### Task statement
The listing below should be printed exactly, every line of it. Skip the pictures.
— Start Data for this task —
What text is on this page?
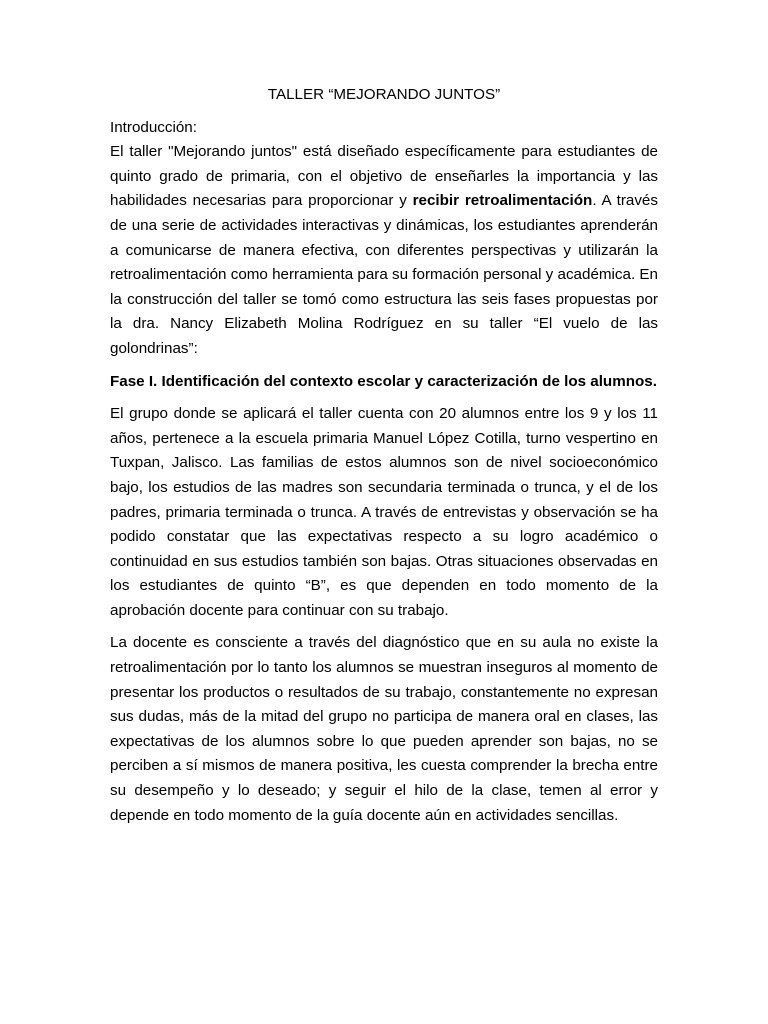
TALLER “MEJORANDO JUNTOS”

Introducción:

El taller "Mejorando juntos" está diseñado específicamente para estudiantes de quinto grado de primaria, con el objetivo de enseñarles la importancia y las habilidades necesarias para proporcionar y recibir retroalimentación. A través de una serie de actividades interactivas y dinámicas, los estudiantes aprenderán a comunicarse de manera efectiva, con diferentes perspectivas y utilizarán la retroalimentación como herramienta para su formación personal y académica. En la construcción del taller se tomó como estructura las seis fases propuestas por la dra. Nancy Elizabeth Molina Rodríguez en su taller “El vuelo de las golondrinas”:

Fase I. Identificación del contexto escolar y caracterización de los alumnos.

El grupo donde se aplicará el taller cuenta con 20 alumnos entre los 9 y los 11 años, pertenece a la escuela primaria Manuel López Cotilla, turno vespertino en Tuxpan, Jalisco. Las familias de estos alumnos son de nivel socioeconómico bajo, los estudios de las madres son secundaria terminada o trunca, y el de los padres, primaria terminada o trunca. A través de entrevistas y observación se ha podido constatar que las expectativas respecto a su logro académico o continuidad en sus estudios también son bajas. Otras situaciones observadas en los estudiantes de quinto “B”, es que dependen en todo momento de la aprobación docente para continuar con su trabajo.

La docente es consciente a través del diagnóstico que en su aula no existe la retroalimentación por lo tanto los alumnos se muestran inseguros al momento de presentar los productos o resultados de su trabajo, constantemente no expresan sus dudas, más de la mitad del grupo no participa de manera oral en clases, las expectativas de los alumnos sobre lo que pueden aprender son bajas, no se perciben a sí mismos de manera positiva, les cuesta comprender la brecha entre su desempeño y lo deseado; y seguir el hilo de la clase, temen al error y depende en todo momento de la guía docente aún en actividades sencillas.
— End Data for this task —
### Written answer
What text is on this page?
TALLER “MEJORANDO JUNTOS”

Introducción:

El taller "Mejorando juntos" está diseñado específicamente para estudiantes de quinto grado de primaria, con el objetivo de enseñarles la importancia y las habilidades necesarias para proporcionar y recibir retroalimentación. A través de una serie de actividades interactivas y dinámicas, los estudiantes aprenderán a comunicarse de manera efectiva, con diferentes perspectivas y utilizarán la retroalimentación como herramienta para su formación personal y académica. En la construcción del taller se tomó como estructura las seis fases propuestas por la dra. Nancy Elizabeth Molina Rodríguez en su taller “El vuelo de las golondrinas”:

Fase I. Identificación del contexto escolar y caracterización de los alumnos.

El grupo donde se aplicará el taller cuenta con 20 alumnos entre los 9 y los 11 años, pertenece a la escuela primaria Manuel López Cotilla, turno vespertino en Tuxpan, Jalisco. Las familias de estos alumnos son de nivel socioeconómico bajo, los estudios de las madres son secundaria terminada o trunca, y el de los padres, primaria terminada o trunca. A través de entrevistas y observación se ha podido constatar que las expectativas respecto a su logro académico o continuidad en sus estudios también son bajas. Otras situaciones observadas en los estudiantes de quinto “B”, es que dependen en todo momento de la aprobación docente para continuar con su trabajo.

La docente es consciente a través del diagnóstico que en su aula no existe la retroalimentación por lo tanto los alumnos se muestran inseguros al momento de presentar los productos o resultados de su trabajo, constantemente no expresan sus dudas, más de la mitad del grupo no participa de manera oral en clases, las expectativas de los alumnos sobre lo que pueden aprender son bajas, no se perciben a sí mismos de manera positiva, les cuesta comprender la brecha entre su desempeño y lo deseado; y seguir el hilo de la clase, temen al error y depende en todo momento de la guía docente aún en actividades sencillas.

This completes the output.